Report every line below that holds the word "questions".

RAW DATA ->
☆ ☆ ☆ ☆
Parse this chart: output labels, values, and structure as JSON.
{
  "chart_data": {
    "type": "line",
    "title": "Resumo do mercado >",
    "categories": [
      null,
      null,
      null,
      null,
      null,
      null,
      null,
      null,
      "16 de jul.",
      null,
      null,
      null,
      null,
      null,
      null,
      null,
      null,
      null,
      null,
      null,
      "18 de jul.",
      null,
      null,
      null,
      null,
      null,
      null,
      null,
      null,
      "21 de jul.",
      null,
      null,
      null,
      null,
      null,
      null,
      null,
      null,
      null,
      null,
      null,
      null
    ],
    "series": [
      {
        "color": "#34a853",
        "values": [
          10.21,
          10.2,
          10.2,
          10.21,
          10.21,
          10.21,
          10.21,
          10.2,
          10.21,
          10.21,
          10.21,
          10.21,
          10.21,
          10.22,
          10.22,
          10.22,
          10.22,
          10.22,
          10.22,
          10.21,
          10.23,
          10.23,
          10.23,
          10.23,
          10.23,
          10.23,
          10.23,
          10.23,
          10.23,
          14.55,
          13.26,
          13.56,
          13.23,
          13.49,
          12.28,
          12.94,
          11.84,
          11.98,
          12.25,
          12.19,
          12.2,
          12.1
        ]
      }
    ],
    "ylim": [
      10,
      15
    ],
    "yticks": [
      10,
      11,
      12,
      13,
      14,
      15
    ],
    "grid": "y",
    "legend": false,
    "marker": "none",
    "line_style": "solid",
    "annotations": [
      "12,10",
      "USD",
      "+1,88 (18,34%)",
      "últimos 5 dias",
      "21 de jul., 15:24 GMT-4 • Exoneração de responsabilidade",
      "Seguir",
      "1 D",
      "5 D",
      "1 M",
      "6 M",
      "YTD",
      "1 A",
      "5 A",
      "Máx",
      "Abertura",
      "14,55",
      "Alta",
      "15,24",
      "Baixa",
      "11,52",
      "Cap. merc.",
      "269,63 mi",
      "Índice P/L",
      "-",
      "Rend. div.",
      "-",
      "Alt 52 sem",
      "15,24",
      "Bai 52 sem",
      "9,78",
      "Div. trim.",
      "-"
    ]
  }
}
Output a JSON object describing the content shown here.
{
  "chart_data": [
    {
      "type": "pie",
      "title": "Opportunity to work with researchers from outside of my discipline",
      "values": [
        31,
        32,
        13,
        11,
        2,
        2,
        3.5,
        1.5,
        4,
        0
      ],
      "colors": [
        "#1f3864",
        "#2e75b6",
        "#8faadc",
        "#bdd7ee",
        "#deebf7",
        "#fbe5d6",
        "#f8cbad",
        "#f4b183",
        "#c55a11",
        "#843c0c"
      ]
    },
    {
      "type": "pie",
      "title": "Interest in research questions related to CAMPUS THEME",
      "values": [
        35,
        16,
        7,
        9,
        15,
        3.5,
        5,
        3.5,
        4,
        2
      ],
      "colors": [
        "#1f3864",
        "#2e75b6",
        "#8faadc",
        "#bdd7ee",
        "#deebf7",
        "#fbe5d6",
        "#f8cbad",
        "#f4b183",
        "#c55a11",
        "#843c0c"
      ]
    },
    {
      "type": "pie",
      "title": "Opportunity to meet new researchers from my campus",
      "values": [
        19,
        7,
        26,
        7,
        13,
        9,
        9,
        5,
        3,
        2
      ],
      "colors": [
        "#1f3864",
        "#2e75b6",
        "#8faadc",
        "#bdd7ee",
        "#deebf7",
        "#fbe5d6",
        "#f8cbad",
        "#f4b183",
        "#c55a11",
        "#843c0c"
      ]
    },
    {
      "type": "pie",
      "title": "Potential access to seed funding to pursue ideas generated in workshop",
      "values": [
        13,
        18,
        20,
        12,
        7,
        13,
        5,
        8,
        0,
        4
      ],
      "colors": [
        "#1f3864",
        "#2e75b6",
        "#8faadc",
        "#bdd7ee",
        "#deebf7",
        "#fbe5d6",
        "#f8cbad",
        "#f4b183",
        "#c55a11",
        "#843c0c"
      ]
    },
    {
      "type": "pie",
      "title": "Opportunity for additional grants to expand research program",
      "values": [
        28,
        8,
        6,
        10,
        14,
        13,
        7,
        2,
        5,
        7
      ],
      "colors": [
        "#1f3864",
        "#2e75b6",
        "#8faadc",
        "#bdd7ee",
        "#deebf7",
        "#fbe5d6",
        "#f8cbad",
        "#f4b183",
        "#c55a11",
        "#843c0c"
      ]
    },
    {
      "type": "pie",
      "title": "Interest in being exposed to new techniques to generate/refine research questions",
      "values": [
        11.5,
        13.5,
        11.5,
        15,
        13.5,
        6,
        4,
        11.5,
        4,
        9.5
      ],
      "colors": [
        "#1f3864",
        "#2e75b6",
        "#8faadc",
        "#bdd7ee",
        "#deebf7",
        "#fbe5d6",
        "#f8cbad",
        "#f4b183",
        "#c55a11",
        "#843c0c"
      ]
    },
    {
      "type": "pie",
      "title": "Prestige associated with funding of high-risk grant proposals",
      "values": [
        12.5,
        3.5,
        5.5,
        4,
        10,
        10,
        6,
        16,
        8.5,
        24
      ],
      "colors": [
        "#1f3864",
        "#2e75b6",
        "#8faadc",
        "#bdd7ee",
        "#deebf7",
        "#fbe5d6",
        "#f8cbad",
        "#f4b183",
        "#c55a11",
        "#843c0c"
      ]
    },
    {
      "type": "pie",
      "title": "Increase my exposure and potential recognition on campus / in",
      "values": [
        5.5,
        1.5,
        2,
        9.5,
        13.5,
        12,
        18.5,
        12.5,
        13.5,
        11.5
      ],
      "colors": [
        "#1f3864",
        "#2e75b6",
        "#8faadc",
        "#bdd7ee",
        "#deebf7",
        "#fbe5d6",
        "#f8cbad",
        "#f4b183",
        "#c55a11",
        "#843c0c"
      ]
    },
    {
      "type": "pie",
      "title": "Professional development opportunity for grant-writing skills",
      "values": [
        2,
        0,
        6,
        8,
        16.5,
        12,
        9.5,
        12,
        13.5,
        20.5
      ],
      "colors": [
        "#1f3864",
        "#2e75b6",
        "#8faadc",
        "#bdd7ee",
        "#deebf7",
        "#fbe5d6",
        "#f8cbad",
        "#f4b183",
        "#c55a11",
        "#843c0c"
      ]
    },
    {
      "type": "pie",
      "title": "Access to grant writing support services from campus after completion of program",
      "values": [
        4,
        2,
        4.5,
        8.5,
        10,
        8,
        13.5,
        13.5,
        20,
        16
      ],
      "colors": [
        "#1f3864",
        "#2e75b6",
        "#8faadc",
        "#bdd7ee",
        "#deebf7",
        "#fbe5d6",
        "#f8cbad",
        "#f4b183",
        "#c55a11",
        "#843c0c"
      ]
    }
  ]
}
☆ ☆ ☆ ☆
COMPLETE OUTPUT ->
      "title": "Interest in research questions related to CAMPUS THEME",
      "title": "Interest in being exposed to new techniques to generate/refine research questions",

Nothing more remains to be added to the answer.